* **PROBLEM DETAILS**
Everything from the line with "Convert this document image to plain text." through the last line of the records below should be copied exactly, both ends included.
-- start of RECORD EXCERPTS --
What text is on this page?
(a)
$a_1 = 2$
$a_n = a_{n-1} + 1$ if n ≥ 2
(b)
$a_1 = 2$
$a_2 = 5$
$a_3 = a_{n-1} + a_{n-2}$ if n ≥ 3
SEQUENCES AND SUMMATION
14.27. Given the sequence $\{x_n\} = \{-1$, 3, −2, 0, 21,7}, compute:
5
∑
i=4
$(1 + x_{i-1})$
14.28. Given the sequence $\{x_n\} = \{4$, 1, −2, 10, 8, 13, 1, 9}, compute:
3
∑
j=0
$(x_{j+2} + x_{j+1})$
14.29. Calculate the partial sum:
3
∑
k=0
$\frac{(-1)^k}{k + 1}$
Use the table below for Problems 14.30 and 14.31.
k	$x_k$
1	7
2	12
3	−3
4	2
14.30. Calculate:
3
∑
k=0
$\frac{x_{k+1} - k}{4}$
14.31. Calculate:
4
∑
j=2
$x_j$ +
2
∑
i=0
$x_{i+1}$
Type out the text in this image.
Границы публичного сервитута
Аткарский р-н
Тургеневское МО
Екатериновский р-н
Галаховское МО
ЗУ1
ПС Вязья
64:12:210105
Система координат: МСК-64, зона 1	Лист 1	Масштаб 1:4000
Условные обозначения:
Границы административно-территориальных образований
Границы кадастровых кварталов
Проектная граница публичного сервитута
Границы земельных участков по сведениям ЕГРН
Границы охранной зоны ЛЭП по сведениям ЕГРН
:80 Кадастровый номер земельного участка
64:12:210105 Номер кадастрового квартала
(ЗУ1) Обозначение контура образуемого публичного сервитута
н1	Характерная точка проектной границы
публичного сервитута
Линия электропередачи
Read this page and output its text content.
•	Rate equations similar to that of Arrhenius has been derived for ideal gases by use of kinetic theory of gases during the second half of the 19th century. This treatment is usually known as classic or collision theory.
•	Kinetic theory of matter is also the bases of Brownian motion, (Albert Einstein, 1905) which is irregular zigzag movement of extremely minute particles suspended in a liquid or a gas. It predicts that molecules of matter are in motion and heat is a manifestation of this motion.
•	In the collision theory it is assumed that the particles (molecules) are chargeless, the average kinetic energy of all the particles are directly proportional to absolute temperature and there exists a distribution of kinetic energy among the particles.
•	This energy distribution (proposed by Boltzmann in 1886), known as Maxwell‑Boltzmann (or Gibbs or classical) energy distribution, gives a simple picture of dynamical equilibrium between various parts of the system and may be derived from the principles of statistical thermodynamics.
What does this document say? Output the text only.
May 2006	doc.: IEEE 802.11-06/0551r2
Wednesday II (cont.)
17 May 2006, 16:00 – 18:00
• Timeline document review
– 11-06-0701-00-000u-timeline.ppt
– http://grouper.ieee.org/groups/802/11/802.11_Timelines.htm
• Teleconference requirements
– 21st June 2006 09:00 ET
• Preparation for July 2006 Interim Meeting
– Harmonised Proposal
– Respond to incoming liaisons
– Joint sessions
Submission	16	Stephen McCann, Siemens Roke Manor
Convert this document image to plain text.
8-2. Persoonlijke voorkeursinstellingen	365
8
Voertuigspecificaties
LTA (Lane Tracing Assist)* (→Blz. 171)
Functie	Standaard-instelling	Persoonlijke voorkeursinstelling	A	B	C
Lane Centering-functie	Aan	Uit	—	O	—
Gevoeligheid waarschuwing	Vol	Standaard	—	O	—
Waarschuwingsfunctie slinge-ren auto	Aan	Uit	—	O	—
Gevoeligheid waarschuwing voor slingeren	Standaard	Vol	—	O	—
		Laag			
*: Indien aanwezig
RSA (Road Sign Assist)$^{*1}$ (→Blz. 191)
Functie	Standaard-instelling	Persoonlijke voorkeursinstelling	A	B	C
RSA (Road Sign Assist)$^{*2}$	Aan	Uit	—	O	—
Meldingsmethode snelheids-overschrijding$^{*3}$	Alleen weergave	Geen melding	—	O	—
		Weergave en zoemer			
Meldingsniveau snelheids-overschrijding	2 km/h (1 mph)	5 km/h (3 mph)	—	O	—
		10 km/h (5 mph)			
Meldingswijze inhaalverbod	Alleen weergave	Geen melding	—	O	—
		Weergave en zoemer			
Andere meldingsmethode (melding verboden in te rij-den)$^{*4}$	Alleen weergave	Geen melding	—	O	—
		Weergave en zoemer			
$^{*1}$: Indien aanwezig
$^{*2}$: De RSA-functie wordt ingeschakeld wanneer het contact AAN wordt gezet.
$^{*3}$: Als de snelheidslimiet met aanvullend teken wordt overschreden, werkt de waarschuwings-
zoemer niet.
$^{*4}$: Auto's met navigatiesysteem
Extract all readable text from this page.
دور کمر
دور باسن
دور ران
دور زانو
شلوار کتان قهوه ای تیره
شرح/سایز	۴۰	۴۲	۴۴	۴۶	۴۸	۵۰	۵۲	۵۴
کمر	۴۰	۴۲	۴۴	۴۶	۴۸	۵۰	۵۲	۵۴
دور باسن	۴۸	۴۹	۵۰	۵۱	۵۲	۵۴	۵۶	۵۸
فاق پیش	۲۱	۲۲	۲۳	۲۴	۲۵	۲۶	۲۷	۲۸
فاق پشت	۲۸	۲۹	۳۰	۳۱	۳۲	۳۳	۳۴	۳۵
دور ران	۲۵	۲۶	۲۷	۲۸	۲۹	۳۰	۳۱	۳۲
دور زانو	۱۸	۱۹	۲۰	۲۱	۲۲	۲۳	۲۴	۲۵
-- end of RECORD EXCERPTS --
* **PROBLEM SOLUTION**
Convert this document image to plain text.
8-2. Persoonlijke voorkeursinstellingen	365
8
Voertuigspecificaties
LTA (Lane Tracing Assist)* (→Blz. 171)
Functie	Standaard-instelling	Persoonlijke voorkeursinstelling	A	B	C
Lane Centering-functie	Aan	Uit	—	O	—
Gevoeligheid waarschuwing	Vol	Standaard	—	O	—
Waarschuwingsfunctie slinge-ren auto	Aan	Uit	—	O	—
Gevoeligheid waarschuwing voor slingeren	Standaard	Vol	—	O	—
		Laag			
*: Indien aanwezig
RSA (Road Sign Assist)$^{*1}$ (→Blz. 191)
Functie	Standaard-instelling	Persoonlijke voorkeursinstelling	A	B	C
RSA (Road Sign Assist)$^{*2}$	Aan	Uit	—	O	—
Meldingsmethode snelheids-overschrijding$^{*3}$	Alleen weergave	Geen melding	—	O	—
		Weergave en zoemer			
Meldingsniveau snelheids-overschrijding	2 km/h (1 mph)	5 km/h (3 mph)	—	O	—
		10 km/h (5 mph)			
Meldingswijze inhaalverbod	Alleen weergave	Geen melding	—	O	—
		Weergave en zoemer			
Andere meldingsmethode (melding verboden in te rij-den)$^{*4}$	Alleen weergave	Geen melding	—	O	—
		Weergave en zoemer			
$^{*1}$: Indien aanwezig
$^{*2}$: De RSA-functie wordt ingeschakeld wanneer het contact AAN wordt gezet.
$^{*3}$: Als de snelheidslimiet met aanvullend teken wordt overschreden, werkt de waarschuwings-
zoemer niet.
$^{*4}$: Auto's met navigatiesysteem
Extract all readable text from this page.
دور کمر
دور باسن
دور ران
دور زانو
شلوار کتان قهوه ای تیره
شرح/سایز	۴۰	۴۲	۴۴	۴۶	۴۸	۵۰	۵۲	۵۴
کمر	۴۰	۴۲	۴۴	۴۶	۴۸	۵۰	۵۲	۵۴
دور باسن	۴۸	۴۹	۵۰	۵۱	۵۲	۵۴	۵۶	۵۸
فاق پیش	۲۱	۲۲	۲۳	۲۴	۲۵	۲۶	۲۷	۲۸
فاق پشت	۲۸	۲۹	۳۰	۳۱	۳۲	۳۳	۳۴	۳۵
دور ران	۲۵	۲۶	۲۷	۲۸	۲۹	۳۰	۳۱	۳۲
دور زانو	۱۸	۱۹	۲۰	۲۱	۲۲	۲۳	۲۴	۲۵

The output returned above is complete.